▸ Items:
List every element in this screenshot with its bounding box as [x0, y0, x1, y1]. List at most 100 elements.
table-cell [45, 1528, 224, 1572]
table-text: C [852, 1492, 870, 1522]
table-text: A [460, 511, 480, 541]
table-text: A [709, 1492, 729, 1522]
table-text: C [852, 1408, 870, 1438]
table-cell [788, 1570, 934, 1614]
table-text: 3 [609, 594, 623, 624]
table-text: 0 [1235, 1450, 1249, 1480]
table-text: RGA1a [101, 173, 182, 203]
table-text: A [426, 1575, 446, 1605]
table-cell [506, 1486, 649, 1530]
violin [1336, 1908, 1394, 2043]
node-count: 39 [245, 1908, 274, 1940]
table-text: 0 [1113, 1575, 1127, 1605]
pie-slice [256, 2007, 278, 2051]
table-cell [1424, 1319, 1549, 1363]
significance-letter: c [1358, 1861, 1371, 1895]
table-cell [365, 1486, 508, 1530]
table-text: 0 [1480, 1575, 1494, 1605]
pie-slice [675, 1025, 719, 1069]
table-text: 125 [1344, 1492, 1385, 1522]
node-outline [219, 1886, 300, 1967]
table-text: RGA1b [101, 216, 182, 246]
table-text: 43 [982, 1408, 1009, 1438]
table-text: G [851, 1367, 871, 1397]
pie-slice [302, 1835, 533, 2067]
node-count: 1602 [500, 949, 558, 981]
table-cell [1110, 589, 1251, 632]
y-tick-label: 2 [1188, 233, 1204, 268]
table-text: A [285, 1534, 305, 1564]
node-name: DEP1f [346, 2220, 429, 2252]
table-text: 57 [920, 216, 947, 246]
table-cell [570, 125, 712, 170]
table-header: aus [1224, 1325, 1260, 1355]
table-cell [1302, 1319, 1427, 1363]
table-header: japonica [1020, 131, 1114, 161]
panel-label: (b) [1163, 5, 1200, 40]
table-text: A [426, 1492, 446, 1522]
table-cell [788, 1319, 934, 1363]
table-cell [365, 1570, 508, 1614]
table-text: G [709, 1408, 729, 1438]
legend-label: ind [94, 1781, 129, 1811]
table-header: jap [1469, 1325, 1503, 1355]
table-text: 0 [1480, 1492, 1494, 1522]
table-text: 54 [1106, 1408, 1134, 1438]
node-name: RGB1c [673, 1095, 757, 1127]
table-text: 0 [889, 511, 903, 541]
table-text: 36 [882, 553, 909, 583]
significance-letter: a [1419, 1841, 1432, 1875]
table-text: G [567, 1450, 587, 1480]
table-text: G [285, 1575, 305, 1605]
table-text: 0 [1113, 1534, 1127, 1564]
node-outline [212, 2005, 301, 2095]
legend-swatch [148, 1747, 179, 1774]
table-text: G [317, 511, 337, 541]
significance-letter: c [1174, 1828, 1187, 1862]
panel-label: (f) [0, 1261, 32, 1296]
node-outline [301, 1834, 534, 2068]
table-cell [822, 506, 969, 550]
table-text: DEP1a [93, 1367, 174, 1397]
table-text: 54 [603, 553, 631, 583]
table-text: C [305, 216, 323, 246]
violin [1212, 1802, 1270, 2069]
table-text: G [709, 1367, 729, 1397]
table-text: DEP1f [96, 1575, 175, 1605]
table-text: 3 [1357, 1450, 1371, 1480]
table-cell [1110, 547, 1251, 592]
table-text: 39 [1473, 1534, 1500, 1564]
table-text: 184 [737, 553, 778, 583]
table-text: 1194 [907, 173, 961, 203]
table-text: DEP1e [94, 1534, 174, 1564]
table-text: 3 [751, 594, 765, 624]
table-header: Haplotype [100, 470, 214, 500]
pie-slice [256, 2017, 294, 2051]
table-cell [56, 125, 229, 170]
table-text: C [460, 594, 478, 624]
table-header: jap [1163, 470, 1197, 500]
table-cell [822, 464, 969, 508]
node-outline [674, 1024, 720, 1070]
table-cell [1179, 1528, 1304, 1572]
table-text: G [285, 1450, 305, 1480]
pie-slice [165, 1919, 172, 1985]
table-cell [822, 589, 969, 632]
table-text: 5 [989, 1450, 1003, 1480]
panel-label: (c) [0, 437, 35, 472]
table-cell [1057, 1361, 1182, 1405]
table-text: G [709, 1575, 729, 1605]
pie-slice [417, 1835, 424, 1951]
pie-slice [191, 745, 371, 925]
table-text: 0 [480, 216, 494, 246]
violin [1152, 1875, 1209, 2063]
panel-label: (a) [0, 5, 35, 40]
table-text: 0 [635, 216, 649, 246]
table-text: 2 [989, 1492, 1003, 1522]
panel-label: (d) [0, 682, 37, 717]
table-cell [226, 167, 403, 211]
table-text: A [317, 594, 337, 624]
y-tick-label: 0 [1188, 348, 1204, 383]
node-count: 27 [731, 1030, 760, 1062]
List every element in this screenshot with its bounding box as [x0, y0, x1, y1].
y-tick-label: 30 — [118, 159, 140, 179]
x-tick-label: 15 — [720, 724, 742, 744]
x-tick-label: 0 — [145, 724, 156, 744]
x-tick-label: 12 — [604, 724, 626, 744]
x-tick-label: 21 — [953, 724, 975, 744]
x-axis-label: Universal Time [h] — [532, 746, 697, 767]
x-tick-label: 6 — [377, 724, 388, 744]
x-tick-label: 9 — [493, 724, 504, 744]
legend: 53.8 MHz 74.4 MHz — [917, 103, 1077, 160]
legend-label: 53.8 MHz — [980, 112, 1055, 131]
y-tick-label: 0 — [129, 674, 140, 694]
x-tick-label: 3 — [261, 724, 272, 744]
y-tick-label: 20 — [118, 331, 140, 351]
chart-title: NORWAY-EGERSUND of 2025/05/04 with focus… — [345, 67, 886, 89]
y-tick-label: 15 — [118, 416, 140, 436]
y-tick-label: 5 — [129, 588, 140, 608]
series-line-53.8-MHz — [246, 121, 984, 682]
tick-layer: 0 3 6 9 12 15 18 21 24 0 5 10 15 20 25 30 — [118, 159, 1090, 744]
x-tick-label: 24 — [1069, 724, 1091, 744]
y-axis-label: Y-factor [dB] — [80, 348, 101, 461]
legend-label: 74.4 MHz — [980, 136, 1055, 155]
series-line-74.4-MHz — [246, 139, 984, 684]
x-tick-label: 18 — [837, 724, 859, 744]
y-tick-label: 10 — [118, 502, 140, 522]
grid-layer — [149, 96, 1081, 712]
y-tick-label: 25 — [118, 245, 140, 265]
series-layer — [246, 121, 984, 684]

▸ Written exercise:
Set down every one of the lines above again, character for character.

▸ Solution for this problem:
List every element in this screenshot with its bounding box as [x0, y0, x1, y1]. List at most 100 elements.
table-cell [45, 1528, 224, 1572]
table-text: C [852, 1492, 870, 1522]
table-text: A [460, 511, 480, 541]
table-text: A [709, 1492, 729, 1522]
table-text: C [852, 1408, 870, 1438]
table-cell [788, 1570, 934, 1614]
table-text: 3 [609, 594, 623, 624]
table-text: 0 [1235, 1450, 1249, 1480]
table-text: RGA1a [101, 173, 182, 203]
table-text: A [426, 1575, 446, 1605]
table-cell [506, 1486, 649, 1530]
violin [1336, 1908, 1394, 2043]
node-count: 39 [245, 1908, 274, 1940]
table-text: 0 [1113, 1575, 1127, 1605]
pie-slice [256, 2007, 278, 2051]
table-cell [1424, 1319, 1549, 1363]
significance-letter: c [1358, 1861, 1371, 1895]
table-cell [365, 1486, 508, 1530]
table-text: 0 [1480, 1575, 1494, 1605]
pie-slice [675, 1025, 719, 1069]
table-text: 125 [1344, 1492, 1385, 1522]
node-outline [219, 1886, 300, 1967]
table-text: RGA1b [101, 216, 182, 246]
table-text: 43 [982, 1408, 1009, 1438]
table-text: G [851, 1367, 871, 1397]
pie-slice [302, 1835, 533, 2067]
node-count: 1602 [500, 949, 558, 981]
table-cell [1110, 589, 1251, 632]
y-tick-label: 2 [1188, 233, 1204, 268]
table-text: A [285, 1534, 305, 1564]
node-name: DEP1f [346, 2220, 429, 2252]
table-text: 57 [920, 216, 947, 246]
table-cell [570, 125, 712, 170]
table-header: aus [1224, 1325, 1260, 1355]
table-cell [1302, 1319, 1427, 1363]
table-header: japonica [1020, 131, 1114, 161]
panel-label: (b) [1163, 5, 1200, 40]
table-text: A [426, 1492, 446, 1522]
table-cell [788, 1319, 934, 1363]
table-cell [365, 1570, 508, 1614]
table-text: G [709, 1408, 729, 1438]
legend-label: ind [94, 1781, 129, 1811]
table-header: jap [1469, 1325, 1503, 1355]
table-text: 0 [1480, 1492, 1494, 1522]
table-text: 54 [1106, 1408, 1134, 1438]
node-name: RGB1c [673, 1095, 757, 1127]
table-text: 0 [889, 511, 903, 541]
table-text: 36 [882, 553, 909, 583]
significance-letter: a [1419, 1841, 1432, 1875]
table-text: G [567, 1450, 587, 1480]
table-text: G [285, 1575, 305, 1605]
table-text: 0 [1113, 1534, 1127, 1564]
node-outline [212, 2005, 301, 2095]
legend-swatch [148, 1747, 179, 1774]
table-text: G [317, 511, 337, 541]
significance-letter: c [1174, 1828, 1187, 1862]
panel-label: (f) [0, 1261, 32, 1296]
node-outline [301, 1834, 534, 2068]
table-cell [822, 506, 969, 550]
table-text: DEP1a [93, 1367, 174, 1397]
table-text: 54 [603, 553, 631, 583]
table-text: C [305, 216, 323, 246]
violin [1212, 1802, 1270, 2069]
table-text: G [709, 1367, 729, 1397]
table-text: DEP1f [96, 1575, 175, 1605]
table-text: 3 [1357, 1450, 1371, 1480]
table-cell [1110, 547, 1251, 592]
table-text: 39 [1473, 1534, 1500, 1564]
table-text: 184 [737, 553, 778, 583]
table-text: 1194 [907, 173, 961, 203]
table-text: DEP1e [94, 1534, 174, 1564]
table-text: 3 [751, 594, 765, 624]
table-header: Haplotype [100, 470, 214, 500]
pie-slice [256, 2017, 294, 2051]
table-cell [56, 125, 229, 170]
table-text: C [460, 594, 478, 624]
table-header: jap [1163, 470, 1197, 500]
table-cell [822, 464, 969, 508]
node-outline [674, 1024, 720, 1070]
table-cell [1179, 1528, 1304, 1572]
table-text: G [285, 1450, 305, 1480]
pie-slice [165, 1919, 172, 1985]
table-cell [822, 589, 969, 632]
table-text: 5 [989, 1450, 1003, 1480]
panel-label: (c) [0, 437, 35, 472]
table-cell [1057, 1361, 1182, 1405]
table-text: G [709, 1575, 729, 1605]
pie-slice [417, 1835, 424, 1951]
pie-slice [191, 745, 371, 925]
table-text: 0 [480, 216, 494, 246]
violin [1152, 1875, 1209, 2063]
panel-label: (a) [0, 5, 35, 40]
table-text: 0 [635, 216, 649, 246]
table-text: 2 [989, 1492, 1003, 1522]
panel-label: (d) [0, 682, 37, 717]
table-cell [226, 167, 403, 211]
table-text: A [317, 594, 337, 624]
y-tick-label: 0 [1188, 348, 1204, 383]
node-count: 27 [731, 1030, 760, 1062]
List every element in this screenshot with its bounding box as [x0, y0, x1, y1].
y-tick-label: 30 — [118, 159, 140, 179]
x-tick-label: 15 — [720, 724, 742, 744]
x-tick-label: 0 — [145, 724, 156, 744]
x-tick-label: 12 — [604, 724, 626, 744]
x-tick-label: 21 — [953, 724, 975, 744]
x-axis-label: Universal Time [h] — [532, 746, 697, 767]
x-tick-label: 6 — [377, 724, 388, 744]
x-tick-label: 9 — [493, 724, 504, 744]
legend: 53.8 MHz 74.4 MHz — [917, 103, 1077, 160]
legend-label: 53.8 MHz — [980, 112, 1055, 131]
y-tick-label: 0 — [129, 674, 140, 694]
x-tick-label: 3 — [261, 724, 272, 744]
y-tick-label: 20 — [118, 331, 140, 351]
chart-title: NORWAY-EGERSUND of 2025/05/04 with focus… — [345, 67, 886, 89]
y-tick-label: 15 — [118, 416, 140, 436]
y-tick-label: 5 — [129, 588, 140, 608]
series-line-53.8-MHz — [246, 121, 984, 682]
tick-layer: 0 3 6 9 12 15 18 21 24 0 5 10 15 20 25 30 — [118, 159, 1090, 744]
x-tick-label: 24 — [1069, 724, 1091, 744]
y-axis-label: Y-factor [dB] — [80, 348, 101, 461]
legend-label: 74.4 MHz — [980, 136, 1055, 155]
series-line-74.4-MHz — [246, 139, 984, 684]
x-tick-label: 18 — [837, 724, 859, 744]
y-tick-label: 10 — [118, 502, 140, 522]
grid-layer — [149, 96, 1081, 712]
y-tick-label: 25 — [118, 245, 140, 265]
series-layer — [246, 121, 984, 684]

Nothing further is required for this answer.